▸ CHALLENGE:
Search the listing for "icon" and copy every line where it appears.

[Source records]
=-=-=-=-=

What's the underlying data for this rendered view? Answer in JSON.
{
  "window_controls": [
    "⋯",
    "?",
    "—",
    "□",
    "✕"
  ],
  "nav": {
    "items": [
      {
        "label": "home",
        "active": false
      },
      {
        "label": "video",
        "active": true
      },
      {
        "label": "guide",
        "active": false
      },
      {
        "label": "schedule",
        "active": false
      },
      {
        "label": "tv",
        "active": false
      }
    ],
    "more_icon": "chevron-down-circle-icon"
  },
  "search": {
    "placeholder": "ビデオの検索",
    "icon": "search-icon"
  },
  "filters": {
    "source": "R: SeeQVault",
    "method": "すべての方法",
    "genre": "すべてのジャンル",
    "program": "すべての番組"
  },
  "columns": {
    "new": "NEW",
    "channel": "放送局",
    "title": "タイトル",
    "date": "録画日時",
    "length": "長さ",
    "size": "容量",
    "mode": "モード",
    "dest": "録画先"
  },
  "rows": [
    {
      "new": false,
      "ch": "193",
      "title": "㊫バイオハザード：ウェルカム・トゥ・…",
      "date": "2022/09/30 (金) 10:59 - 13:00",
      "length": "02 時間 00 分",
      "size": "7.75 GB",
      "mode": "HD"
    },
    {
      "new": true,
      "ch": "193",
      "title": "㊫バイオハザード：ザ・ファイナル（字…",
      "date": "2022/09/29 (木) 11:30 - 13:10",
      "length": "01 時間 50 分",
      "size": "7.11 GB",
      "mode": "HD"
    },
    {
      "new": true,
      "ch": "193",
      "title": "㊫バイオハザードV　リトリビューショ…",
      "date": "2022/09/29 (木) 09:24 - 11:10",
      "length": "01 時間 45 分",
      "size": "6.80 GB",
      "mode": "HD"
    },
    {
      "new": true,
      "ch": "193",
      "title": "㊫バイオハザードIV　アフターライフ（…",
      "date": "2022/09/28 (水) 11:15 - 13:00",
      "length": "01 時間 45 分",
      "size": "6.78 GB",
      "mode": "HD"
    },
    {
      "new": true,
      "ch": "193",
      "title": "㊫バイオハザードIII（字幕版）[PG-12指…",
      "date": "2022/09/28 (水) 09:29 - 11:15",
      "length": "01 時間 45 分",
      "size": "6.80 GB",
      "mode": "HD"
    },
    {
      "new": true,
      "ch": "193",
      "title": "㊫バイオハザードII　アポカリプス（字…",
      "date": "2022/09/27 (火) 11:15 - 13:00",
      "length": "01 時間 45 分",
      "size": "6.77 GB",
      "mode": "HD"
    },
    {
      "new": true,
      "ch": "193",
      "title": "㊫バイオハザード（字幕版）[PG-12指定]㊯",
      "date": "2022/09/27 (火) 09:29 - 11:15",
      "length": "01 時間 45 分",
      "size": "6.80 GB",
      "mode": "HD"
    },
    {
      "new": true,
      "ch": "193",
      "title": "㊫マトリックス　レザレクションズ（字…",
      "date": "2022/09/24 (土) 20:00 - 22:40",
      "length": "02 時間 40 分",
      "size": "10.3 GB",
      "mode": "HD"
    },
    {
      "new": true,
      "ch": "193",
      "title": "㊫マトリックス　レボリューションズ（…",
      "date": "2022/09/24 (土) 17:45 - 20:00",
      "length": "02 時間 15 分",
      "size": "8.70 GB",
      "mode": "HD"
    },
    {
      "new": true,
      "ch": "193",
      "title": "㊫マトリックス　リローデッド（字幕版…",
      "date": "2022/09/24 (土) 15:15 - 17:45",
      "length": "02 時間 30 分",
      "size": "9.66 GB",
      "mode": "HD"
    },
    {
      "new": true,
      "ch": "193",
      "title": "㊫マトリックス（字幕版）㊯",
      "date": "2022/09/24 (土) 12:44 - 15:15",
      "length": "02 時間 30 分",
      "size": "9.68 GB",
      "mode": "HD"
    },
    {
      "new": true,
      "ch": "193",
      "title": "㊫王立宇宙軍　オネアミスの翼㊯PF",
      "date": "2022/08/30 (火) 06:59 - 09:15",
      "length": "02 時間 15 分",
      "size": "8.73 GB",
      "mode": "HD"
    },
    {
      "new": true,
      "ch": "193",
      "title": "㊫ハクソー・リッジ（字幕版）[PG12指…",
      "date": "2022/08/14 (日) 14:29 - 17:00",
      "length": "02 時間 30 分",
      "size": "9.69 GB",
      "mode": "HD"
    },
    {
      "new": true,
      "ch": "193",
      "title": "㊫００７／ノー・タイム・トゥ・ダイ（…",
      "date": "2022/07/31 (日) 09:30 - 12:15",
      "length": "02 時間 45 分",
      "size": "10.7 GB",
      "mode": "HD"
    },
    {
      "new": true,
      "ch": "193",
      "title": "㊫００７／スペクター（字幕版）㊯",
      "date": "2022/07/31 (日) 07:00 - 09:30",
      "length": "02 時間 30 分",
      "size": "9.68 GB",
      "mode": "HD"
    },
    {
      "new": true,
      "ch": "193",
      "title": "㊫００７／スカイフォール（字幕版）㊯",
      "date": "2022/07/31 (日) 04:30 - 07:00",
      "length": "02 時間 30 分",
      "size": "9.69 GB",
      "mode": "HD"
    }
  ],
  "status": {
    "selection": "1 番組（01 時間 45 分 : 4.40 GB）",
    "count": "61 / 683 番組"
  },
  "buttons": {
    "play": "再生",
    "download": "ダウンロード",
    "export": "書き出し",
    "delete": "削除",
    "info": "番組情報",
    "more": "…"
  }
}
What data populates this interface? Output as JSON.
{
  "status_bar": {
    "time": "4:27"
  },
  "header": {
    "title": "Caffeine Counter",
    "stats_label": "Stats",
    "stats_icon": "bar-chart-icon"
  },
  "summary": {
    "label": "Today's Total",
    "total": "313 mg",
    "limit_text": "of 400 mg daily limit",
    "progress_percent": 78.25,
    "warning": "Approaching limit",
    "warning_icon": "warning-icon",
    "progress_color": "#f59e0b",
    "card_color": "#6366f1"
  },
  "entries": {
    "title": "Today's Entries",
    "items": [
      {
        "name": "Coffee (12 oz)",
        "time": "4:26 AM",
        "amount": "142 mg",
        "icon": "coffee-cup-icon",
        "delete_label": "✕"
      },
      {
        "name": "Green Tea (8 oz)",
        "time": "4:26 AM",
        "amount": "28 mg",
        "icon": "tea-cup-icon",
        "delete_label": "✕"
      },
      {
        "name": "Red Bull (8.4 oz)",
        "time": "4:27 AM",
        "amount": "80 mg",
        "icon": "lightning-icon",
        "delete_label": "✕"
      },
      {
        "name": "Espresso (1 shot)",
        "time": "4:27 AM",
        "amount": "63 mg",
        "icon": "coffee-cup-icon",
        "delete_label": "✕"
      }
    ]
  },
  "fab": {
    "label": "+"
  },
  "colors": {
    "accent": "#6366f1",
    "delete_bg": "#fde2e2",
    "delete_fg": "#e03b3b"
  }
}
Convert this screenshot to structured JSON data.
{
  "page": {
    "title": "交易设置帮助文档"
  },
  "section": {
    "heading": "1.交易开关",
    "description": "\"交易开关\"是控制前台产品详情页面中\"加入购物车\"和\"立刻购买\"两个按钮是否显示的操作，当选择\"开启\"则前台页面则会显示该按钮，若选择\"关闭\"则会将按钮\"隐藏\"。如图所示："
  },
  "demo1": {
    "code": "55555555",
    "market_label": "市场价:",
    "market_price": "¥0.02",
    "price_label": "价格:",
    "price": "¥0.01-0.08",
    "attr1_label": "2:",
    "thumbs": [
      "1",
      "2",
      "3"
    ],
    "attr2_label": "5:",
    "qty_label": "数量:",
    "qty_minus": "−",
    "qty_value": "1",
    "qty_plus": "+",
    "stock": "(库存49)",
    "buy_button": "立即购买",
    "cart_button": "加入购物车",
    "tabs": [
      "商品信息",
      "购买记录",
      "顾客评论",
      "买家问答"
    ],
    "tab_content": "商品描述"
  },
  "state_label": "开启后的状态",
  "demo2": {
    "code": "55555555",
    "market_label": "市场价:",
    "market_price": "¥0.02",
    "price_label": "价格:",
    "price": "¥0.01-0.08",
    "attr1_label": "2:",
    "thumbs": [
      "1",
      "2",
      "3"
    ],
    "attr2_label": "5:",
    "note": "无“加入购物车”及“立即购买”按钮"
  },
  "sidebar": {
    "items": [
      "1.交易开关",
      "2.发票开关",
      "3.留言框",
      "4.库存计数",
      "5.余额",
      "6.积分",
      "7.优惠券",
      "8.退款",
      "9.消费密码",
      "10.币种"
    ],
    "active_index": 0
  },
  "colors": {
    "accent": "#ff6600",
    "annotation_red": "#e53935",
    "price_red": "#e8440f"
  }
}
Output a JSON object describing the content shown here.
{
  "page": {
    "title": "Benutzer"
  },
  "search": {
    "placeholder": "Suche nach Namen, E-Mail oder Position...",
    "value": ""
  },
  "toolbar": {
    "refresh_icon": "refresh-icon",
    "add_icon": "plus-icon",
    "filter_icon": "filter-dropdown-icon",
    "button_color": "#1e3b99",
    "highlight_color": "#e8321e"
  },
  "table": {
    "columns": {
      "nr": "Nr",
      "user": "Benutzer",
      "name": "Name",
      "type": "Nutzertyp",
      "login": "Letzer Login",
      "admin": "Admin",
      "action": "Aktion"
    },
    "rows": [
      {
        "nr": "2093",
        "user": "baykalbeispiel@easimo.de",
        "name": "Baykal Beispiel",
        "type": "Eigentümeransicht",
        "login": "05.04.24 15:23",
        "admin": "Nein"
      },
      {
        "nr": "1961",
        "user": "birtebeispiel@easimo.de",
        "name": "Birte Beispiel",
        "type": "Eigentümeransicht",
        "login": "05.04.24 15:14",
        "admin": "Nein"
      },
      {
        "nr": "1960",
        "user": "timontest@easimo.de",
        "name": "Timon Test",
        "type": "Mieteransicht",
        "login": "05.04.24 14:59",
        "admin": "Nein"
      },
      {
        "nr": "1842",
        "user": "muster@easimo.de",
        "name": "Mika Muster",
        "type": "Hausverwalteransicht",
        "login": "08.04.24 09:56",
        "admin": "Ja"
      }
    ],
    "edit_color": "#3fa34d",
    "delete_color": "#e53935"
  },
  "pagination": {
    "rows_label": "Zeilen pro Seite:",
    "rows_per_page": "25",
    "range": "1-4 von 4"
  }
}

=-=-=-=-=

▸ FULL RESPONSE:
    "more_icon": "chevron-down-circle-icon"
    "icon": "search-icon"
    "stats_icon": "bar-chart-icon"
    "warning_icon": "warning-icon",
        "icon": "coffee-cup-icon",
        "icon": "tea-cup-icon",
        "icon": "lightning-icon",
        "icon": "coffee-cup-icon",
    "refresh_icon": "refresh-icon",
    "add_icon": "plus-icon",
    "filter_icon": "filter-dropdown-icon",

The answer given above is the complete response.